• **Task 1**
In the forum thread, what does Hurkyl say every action of a group G is a disjoint union of?

• **Extracted text**
►

# S_n acting on a set with more than n elements

1. Nov 30, 2009

### altcmdesc

I'm wondering how the group S_n can act on a set with more than n elements? I'm basically only looking for some idea as to how to get started on describing such an action and how to think of that action.

Thanks

2. Nov 30, 2009

### latentcorpse

S2 can act on {1,2,3} to give {2,1,3} doesn't it??? *hopes not to have just made a fatal error?*

3. Nov 30, 2009

### Hurkyl

Staff Emeritus
Actions can have more than one orbit.

4. Nov 30, 2009

### latentcorpse

i don't follow...

5. Nov 30, 2009

### Hurkyl

Staff Emeritus
Oh, by the way....

There is a rather obvious action of S_n on a particular set of n! elements....

6. Dec 1, 2009

### altcmdesc

So, essentially, S_n can act on any set of more than n elements by just permuting n of the elements and leaving the rest alone?

7. Dec 1, 2009

### Hurkyl

Staff Emeritus
That's one S_n action.

However, what if you have two sets of n elements arranged into a set of 2n elements? What can you do with that?

But the hint I was trying to give earlier is that S_n has a very natural action on itself, viewed as a set of n! elements. (Can you see what that action would be?)

8. Dec 1, 2009

### altcmdesc

It acts on itself by conjugation, right? Does that action apply to sets with less than n! elements as well by taking an element $$a$$ in the finite set and multiplying it by $$pap^{-1}$$?

9. Dec 1, 2009

### Hurkyl

Staff Emeritus
That's one of them.

There's another one that, in some sense, is more fundamental: it acts by multiplication.

It turns out that every transitive action of a group G is isomorphic to a quotient of this one -- that is, G acting on the set G/H by multiplication, where H is a (not necessarily normal) subgroup.

And every action of a group G is a disjoint union of transitive actions -- it's the union of its orbits, and each orbit is a transitive G-set.

Multiplying on the right isn't defined. (although there are generalizations where right and left multiplication can happen to your set)

◄

• **Provided information**
►

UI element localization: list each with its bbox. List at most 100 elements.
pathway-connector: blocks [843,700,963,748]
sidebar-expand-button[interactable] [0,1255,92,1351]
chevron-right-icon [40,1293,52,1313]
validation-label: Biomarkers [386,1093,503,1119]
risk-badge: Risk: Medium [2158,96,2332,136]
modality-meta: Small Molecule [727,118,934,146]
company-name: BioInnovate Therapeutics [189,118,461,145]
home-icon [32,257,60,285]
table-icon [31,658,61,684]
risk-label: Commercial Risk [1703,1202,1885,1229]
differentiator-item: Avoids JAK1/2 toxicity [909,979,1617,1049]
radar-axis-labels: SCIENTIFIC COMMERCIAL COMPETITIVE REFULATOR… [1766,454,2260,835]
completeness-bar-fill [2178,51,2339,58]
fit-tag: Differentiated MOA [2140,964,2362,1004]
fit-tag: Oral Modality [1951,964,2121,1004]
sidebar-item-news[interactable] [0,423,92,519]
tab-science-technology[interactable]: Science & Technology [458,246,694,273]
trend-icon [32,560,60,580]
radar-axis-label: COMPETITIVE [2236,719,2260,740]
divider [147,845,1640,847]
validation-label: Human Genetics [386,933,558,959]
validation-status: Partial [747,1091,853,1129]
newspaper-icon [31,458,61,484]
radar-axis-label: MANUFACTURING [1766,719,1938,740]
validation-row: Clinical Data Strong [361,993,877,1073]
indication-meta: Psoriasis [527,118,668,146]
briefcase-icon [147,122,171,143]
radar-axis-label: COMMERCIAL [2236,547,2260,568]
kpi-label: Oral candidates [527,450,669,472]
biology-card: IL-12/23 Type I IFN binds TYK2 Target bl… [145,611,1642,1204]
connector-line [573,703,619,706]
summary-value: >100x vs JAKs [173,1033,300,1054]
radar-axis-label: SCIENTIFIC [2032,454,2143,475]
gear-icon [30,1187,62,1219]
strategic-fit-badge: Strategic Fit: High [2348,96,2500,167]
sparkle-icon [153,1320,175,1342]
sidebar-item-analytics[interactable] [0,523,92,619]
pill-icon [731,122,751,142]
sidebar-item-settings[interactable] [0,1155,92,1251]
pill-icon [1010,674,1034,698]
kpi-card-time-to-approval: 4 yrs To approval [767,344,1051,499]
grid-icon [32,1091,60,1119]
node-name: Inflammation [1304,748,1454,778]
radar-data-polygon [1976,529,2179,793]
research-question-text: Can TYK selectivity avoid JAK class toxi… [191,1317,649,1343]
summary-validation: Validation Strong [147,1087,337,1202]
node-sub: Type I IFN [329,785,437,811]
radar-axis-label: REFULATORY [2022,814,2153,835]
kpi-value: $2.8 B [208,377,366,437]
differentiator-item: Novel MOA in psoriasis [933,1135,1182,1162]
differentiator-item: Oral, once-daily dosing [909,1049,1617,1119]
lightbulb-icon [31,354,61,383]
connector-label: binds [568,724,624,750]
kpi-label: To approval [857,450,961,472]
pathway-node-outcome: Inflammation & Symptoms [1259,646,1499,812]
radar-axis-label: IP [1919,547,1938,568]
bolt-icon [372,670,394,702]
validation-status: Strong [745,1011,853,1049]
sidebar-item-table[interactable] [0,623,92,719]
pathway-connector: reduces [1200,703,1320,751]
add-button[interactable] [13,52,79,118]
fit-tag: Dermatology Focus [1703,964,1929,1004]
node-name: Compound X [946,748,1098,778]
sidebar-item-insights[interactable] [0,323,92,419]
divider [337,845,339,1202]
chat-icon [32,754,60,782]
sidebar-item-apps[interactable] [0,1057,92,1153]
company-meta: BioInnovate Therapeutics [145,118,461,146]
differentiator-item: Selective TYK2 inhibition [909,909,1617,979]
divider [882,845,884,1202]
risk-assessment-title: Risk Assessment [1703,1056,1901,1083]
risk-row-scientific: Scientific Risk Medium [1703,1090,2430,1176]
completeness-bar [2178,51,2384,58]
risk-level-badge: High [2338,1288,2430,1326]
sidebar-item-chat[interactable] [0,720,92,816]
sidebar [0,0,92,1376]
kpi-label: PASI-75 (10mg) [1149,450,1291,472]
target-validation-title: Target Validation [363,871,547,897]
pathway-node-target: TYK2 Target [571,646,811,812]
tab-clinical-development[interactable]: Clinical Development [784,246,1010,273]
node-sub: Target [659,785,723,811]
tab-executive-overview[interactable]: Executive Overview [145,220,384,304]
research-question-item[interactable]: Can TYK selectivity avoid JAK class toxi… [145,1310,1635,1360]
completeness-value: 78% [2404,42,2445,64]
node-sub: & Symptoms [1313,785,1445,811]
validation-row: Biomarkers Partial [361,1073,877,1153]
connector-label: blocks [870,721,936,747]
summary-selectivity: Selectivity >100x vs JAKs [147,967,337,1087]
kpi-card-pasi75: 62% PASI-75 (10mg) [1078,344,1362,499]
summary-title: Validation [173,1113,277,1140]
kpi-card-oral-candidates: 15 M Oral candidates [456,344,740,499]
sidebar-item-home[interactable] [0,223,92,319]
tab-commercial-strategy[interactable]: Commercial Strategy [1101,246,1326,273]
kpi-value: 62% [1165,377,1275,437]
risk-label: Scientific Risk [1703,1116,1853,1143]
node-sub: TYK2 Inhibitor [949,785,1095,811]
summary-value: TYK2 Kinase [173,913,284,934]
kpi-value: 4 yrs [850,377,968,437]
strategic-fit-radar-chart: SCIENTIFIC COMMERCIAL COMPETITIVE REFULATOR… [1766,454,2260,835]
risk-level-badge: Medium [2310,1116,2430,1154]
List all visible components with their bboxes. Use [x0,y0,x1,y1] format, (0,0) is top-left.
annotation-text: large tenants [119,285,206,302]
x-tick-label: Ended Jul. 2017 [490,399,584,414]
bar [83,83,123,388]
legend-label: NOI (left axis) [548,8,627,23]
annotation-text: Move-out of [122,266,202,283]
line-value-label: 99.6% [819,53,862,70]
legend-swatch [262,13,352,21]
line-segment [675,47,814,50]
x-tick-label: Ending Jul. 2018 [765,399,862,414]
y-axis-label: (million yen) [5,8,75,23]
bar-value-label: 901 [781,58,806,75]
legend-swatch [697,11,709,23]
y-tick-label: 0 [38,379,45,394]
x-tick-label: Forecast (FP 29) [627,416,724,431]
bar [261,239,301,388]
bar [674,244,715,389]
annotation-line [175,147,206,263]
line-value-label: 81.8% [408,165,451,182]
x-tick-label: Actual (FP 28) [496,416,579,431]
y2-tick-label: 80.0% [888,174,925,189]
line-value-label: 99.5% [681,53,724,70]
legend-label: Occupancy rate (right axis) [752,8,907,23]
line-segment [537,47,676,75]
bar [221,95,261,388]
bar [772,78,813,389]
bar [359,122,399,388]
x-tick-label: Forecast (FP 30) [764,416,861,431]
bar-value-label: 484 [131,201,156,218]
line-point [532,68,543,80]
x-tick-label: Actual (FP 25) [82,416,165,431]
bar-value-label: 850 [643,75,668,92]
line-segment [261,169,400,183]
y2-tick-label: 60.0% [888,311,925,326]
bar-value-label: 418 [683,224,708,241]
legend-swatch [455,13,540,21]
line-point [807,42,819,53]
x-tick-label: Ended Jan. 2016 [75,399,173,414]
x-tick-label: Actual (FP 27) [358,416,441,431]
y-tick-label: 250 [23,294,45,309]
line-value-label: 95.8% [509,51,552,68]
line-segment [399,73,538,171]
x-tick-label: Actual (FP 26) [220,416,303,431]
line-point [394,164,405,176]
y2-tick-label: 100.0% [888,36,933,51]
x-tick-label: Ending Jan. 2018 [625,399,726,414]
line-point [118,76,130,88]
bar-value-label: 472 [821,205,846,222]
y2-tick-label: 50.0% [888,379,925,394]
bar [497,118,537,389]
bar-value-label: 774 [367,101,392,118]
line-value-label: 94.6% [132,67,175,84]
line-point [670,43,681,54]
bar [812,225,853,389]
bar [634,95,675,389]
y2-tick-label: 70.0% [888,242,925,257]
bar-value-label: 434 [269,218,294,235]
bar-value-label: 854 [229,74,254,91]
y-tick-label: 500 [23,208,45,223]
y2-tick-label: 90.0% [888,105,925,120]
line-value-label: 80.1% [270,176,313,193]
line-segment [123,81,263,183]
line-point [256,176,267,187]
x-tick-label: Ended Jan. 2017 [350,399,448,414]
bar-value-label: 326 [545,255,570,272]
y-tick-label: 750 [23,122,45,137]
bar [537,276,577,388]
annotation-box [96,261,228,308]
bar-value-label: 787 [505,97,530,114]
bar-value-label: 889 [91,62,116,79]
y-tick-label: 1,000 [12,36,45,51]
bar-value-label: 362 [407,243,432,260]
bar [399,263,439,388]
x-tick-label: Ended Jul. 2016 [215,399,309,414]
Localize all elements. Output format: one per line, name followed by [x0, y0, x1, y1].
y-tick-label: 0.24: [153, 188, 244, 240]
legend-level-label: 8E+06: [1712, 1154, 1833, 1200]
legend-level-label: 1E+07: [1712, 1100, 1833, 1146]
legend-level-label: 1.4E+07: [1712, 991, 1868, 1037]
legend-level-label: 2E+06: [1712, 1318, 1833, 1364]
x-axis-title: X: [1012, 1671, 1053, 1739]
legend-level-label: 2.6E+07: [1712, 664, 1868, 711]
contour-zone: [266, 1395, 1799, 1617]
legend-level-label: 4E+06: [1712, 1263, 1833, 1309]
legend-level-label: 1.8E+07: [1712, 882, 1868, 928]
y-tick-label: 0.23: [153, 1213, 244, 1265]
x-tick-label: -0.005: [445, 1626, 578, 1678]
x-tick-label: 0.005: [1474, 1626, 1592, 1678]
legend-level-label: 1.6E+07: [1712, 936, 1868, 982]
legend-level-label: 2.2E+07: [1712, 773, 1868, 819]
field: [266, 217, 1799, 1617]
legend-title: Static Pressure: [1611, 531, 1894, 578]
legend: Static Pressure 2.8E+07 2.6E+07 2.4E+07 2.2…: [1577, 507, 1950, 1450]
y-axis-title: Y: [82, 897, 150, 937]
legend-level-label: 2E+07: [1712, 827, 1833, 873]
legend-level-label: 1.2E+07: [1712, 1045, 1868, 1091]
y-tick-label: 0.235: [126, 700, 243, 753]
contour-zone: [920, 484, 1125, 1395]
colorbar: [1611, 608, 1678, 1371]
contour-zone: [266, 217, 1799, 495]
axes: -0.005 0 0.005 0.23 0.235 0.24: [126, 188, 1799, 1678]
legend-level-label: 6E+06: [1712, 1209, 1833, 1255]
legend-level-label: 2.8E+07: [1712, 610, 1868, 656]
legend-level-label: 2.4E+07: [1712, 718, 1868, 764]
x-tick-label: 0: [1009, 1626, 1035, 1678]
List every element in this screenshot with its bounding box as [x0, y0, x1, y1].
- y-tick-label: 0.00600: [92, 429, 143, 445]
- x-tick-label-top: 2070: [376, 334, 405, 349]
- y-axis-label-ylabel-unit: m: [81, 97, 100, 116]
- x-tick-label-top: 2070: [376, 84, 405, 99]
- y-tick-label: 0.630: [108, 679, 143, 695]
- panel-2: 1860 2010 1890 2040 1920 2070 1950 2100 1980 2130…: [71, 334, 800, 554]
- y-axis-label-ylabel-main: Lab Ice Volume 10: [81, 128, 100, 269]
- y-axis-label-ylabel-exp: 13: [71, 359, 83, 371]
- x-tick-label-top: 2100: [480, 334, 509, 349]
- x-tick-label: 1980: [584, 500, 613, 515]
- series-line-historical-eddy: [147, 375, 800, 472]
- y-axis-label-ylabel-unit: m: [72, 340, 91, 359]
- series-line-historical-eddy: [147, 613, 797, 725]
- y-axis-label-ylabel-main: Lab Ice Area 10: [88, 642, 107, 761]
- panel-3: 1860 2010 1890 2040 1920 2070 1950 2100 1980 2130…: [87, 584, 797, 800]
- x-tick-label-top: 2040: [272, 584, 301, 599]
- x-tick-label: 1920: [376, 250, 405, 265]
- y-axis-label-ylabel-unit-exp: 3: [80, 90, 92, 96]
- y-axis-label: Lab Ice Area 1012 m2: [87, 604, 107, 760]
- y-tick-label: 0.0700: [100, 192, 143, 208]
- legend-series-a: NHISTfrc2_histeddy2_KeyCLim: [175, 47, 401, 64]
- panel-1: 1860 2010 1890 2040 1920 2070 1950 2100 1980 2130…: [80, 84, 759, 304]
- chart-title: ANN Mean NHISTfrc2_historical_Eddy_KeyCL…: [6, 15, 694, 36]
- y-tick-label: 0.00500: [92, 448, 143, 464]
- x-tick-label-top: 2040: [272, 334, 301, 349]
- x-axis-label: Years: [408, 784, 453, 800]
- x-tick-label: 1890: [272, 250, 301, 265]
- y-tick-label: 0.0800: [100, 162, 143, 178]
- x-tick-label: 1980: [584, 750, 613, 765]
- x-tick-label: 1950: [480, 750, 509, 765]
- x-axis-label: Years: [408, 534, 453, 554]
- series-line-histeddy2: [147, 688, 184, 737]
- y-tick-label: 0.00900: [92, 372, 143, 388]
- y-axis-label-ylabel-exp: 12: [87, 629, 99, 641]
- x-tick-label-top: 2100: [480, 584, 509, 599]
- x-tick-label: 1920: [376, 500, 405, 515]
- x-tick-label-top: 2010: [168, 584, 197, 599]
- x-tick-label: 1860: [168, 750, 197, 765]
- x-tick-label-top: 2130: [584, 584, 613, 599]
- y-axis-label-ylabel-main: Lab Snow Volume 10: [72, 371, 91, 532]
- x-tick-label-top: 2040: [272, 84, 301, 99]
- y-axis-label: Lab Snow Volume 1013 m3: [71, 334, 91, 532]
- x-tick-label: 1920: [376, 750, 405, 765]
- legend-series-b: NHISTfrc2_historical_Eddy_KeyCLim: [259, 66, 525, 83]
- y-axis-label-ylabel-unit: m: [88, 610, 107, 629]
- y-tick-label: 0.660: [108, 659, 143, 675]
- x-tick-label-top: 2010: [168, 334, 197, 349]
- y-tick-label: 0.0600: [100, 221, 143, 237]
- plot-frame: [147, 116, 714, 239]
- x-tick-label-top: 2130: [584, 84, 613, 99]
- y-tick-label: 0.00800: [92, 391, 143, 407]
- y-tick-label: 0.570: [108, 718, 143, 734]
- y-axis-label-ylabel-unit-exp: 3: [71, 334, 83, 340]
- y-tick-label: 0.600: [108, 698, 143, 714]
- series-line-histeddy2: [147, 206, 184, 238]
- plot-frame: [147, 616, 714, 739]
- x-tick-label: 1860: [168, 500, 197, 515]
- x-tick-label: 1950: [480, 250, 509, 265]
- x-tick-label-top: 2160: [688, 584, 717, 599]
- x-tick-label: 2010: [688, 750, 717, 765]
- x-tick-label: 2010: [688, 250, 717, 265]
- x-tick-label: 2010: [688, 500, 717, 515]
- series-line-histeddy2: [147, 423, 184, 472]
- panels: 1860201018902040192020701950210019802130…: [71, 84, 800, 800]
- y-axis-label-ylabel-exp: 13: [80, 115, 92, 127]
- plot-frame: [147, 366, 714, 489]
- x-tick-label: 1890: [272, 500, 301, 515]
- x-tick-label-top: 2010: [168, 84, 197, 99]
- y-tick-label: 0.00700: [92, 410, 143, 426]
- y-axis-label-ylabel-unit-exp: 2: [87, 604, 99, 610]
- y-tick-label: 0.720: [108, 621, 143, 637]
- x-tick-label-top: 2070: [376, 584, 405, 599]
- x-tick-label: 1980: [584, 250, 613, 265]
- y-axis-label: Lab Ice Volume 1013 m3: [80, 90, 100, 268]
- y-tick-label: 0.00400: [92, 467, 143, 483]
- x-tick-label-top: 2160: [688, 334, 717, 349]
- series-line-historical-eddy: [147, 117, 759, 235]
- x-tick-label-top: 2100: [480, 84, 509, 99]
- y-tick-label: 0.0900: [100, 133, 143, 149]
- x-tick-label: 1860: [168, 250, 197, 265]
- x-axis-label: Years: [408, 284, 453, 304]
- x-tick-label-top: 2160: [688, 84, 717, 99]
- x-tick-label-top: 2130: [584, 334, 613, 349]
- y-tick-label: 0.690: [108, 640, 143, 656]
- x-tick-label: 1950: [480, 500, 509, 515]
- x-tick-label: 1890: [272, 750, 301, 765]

◄

• **Task 2**
Copy the listing starting at its first line and ending at the line that contains "kpi-label: Oral candidates [527,450,669,472]", and change "Commercial Risk" to "Market Risk" while keeping everything else the same.

• **Exercise response 1**
Transitive actions.

• **Exercise response 2**
UI element localization: list each with its bbox. List at most 100 elements.
pathway-connector: blocks [843,700,963,748]
sidebar-expand-button[interactable] [0,1255,92,1351]
chevron-right-icon [40,1293,52,1313]
validation-label: Biomarkers [386,1093,503,1119]
risk-badge: Risk: Medium [2158,96,2332,136]
modality-meta: Small Molecule [727,118,934,146]
company-name: BioInnovate Therapeutics [189,118,461,145]
home-icon [32,257,60,285]
table-icon [31,658,61,684]
risk-label: Market Risk [1703,1202,1885,1229]
differentiator-item: Avoids JAK1/2 toxicity [909,979,1617,1049]
radar-axis-labels: SCIENTIFIC COMMERCIAL COMPETITIVE REFULATOR… [1766,454,2260,835]
completeness-bar-fill [2178,51,2339,58]
fit-tag: Differentiated MOA [2140,964,2362,1004]
fit-tag: Oral Modality [1951,964,2121,1004]
sidebar-item-news[interactable] [0,423,92,519]
tab-science-technology[interactable]: Science & Technology [458,246,694,273]
trend-icon [32,560,60,580]
radar-axis-label: COMPETITIVE [2236,719,2260,740]
divider [147,845,1640,847]
validation-label: Human Genetics [386,933,558,959]
validation-status: Partial [747,1091,853,1129]
newspaper-icon [31,458,61,484]
radar-axis-label: MANUFACTURING [1766,719,1938,740]
validation-row: Clinical Data Strong [361,993,877,1073]
indication-meta: Psoriasis [527,118,668,146]
briefcase-icon [147,122,171,143]
radar-axis-label: COMMERCIAL [2236,547,2260,568]
kpi-label: Oral candidates [527,450,669,472]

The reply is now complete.